» REQUIRED TASK
Retype the records below word for word and omit any image.
※
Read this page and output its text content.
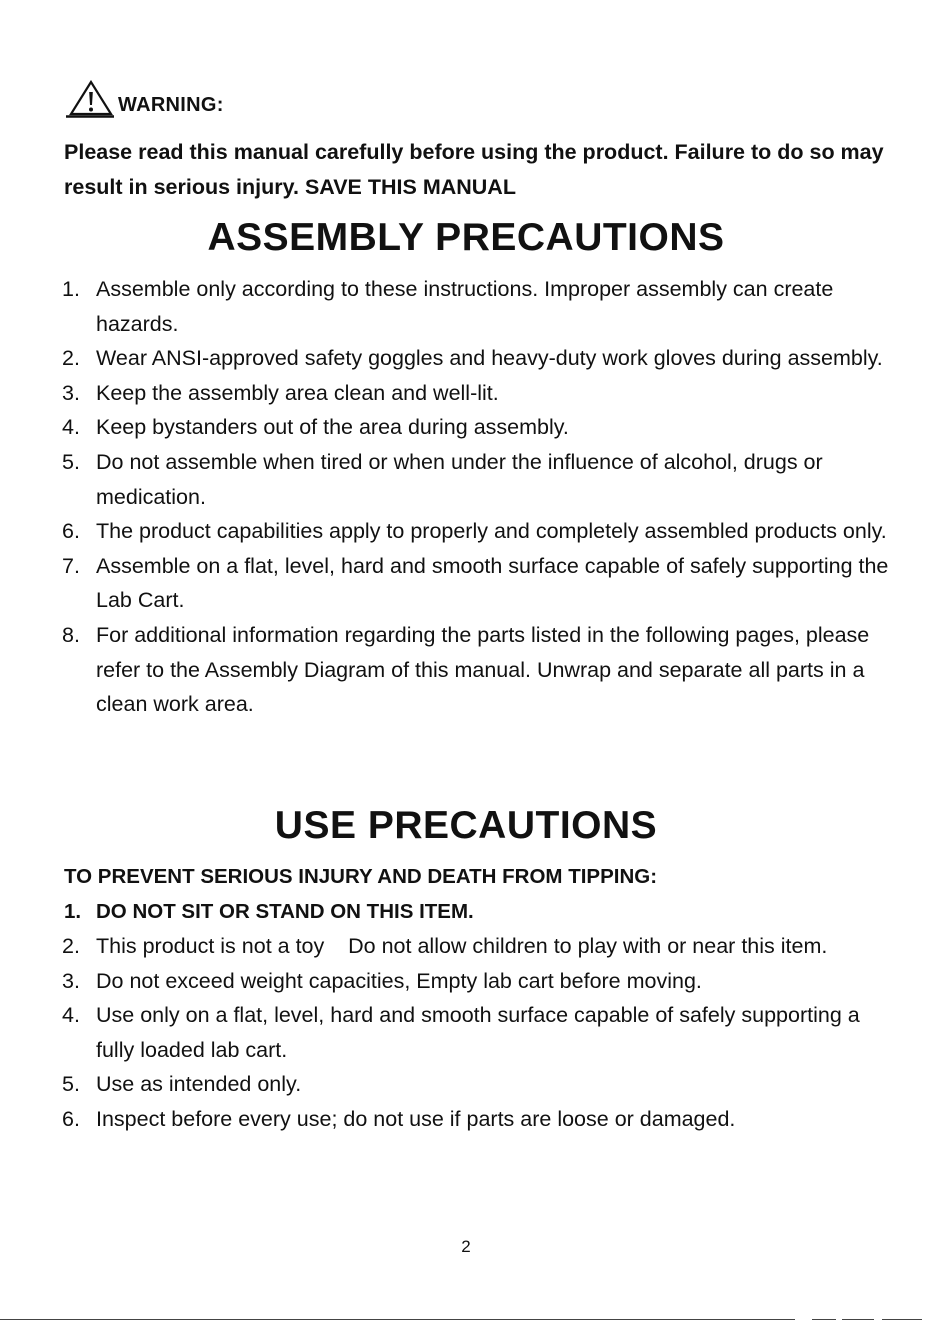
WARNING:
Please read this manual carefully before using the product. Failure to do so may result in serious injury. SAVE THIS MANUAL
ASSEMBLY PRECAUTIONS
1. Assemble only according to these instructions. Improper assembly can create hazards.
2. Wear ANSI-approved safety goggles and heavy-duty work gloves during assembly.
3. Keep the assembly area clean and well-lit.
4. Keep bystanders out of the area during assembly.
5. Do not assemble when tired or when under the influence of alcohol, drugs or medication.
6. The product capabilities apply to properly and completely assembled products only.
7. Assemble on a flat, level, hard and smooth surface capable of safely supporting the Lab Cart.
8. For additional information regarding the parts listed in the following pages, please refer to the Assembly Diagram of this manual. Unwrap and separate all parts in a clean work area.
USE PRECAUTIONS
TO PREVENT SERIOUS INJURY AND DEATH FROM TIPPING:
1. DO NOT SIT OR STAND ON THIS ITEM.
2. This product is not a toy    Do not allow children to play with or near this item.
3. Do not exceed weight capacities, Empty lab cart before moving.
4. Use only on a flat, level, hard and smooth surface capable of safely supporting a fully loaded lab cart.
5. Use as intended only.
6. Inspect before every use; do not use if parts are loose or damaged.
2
※
» THE RESULT
Read this page and output its text content.
WARNING:
Please read this manual carefully before using the product. Failure to do so may result in serious injury. SAVE THIS MANUAL
ASSEMBLY PRECAUTIONS
1. Assemble only according to these instructions. Improper assembly can create hazards.
2. Wear ANSI-approved safety goggles and heavy-duty work gloves during assembly.
3. Keep the assembly area clean and well-lit.
4. Keep bystanders out of the area during assembly.
5. Do not assemble when tired or when under the influence of alcohol, drugs or medication.
6. The product capabilities apply to properly and completely assembled products only.
7. Assemble on a flat, level, hard and smooth surface capable of safely supporting the Lab Cart.
8. For additional information regarding the parts listed in the following pages, please refer to the Assembly Diagram of this manual. Unwrap and separate all parts in a clean work area.
USE PRECAUTIONS
TO PREVENT SERIOUS INJURY AND DEATH FROM TIPPING:
1. DO NOT SIT OR STAND ON THIS ITEM.
2. This product is not a toy    Do not allow children to play with or near this item.
3. Do not exceed weight capacities, Empty lab cart before moving.
4. Use only on a flat, level, hard and smooth surface capable of safely supporting a fully loaded lab cart.
5. Use as intended only.
6. Inspect before every use; do not use if parts are loose or damaged.
2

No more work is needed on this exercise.